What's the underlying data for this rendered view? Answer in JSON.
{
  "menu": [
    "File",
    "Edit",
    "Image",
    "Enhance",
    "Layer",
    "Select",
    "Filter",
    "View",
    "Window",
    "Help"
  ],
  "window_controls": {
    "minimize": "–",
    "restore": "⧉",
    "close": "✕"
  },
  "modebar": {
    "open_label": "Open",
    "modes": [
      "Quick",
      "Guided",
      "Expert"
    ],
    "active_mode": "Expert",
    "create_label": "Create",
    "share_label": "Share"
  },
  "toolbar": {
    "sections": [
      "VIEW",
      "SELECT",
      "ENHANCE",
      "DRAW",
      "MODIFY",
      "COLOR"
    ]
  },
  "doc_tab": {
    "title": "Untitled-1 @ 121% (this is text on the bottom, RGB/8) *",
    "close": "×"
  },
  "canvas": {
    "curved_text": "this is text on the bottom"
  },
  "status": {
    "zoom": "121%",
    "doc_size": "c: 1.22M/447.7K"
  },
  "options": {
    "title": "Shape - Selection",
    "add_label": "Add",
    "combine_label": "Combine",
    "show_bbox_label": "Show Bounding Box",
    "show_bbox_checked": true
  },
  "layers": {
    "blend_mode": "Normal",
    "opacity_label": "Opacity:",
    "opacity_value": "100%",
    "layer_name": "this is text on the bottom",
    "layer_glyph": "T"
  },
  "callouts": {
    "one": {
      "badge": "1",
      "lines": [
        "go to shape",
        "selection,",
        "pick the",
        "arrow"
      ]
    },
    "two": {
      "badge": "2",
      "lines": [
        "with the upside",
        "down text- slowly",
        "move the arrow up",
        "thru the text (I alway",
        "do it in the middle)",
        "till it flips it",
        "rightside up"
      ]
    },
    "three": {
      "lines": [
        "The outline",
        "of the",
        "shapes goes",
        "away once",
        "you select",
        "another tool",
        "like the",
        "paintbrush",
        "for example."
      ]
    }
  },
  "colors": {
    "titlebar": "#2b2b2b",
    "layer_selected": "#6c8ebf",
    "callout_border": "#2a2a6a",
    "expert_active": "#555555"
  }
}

**Stated task:**
Exactly reproduce every line of the records.

**Problem solution:**
What's the underlying data for this rendered view? Answer in JSON.
{
  "menu": [
    "File",
    "Edit",
    "Image",
    "Enhance",
    "Layer",
    "Select",
    "Filter",
    "View",
    "Window",
    "Help"
  ],
  "window_controls": {
    "minimize": "–",
    "restore": "⧉",
    "close": "✕"
  },
  "modebar": {
    "open_label": "Open",
    "modes": [
      "Quick",
      "Guided",
      "Expert"
    ],
    "active_mode": "Expert",
    "create_label": "Create",
    "share_label": "Share"
  },
  "toolbar": {
    "sections": [
      "VIEW",
      "SELECT",
      "ENHANCE",
      "DRAW",
      "MODIFY",
      "COLOR"
    ]
  },
  "doc_tab": {
    "title": "Untitled-1 @ 121% (this is text on the bottom, RGB/8) *",
    "close": "×"
  },
  "canvas": {
    "curved_text": "this is text on the bottom"
  },
  "status": {
    "zoom": "121%",
    "doc_size": "c: 1.22M/447.7K"
  },
  "options": {
    "title": "Shape - Selection",
    "add_label": "Add",
    "combine_label": "Combine",
    "show_bbox_label": "Show Bounding Box",
    "show_bbox_checked": true
  },
  "layers": {
    "blend_mode": "Normal",
    "opacity_label": "Opacity:",
    "opacity_value": "100%",
    "layer_name": "this is text on the bottom",
    "layer_glyph": "T"
  },
  "callouts": {
    "one": {
      "badge": "1",
      "lines": [
        "go to shape",
        "selection,",
        "pick the",
        "arrow"
      ]
    },
    "two": {
      "badge": "2",
      "lines": [
        "with the upside",
        "down text- slowly",
        "move the arrow up",
        "thru the text (I alway",
        "do it in the middle)",
        "till it flips it",
        "rightside up"
      ]
    },
    "three": {
      "lines": [
        "The outline",
        "of the",
        "shapes goes",
        "away once",
        "you select",
        "another tool",
        "like the",
        "paintbrush",
        "for example."
      ]
    }
  },
  "colors": {
    "titlebar": "#2b2b2b",
    "layer_selected": "#6c8ebf",
    "callout_border": "#2a2a6a",
    "expert_active": "#555555"
  }
}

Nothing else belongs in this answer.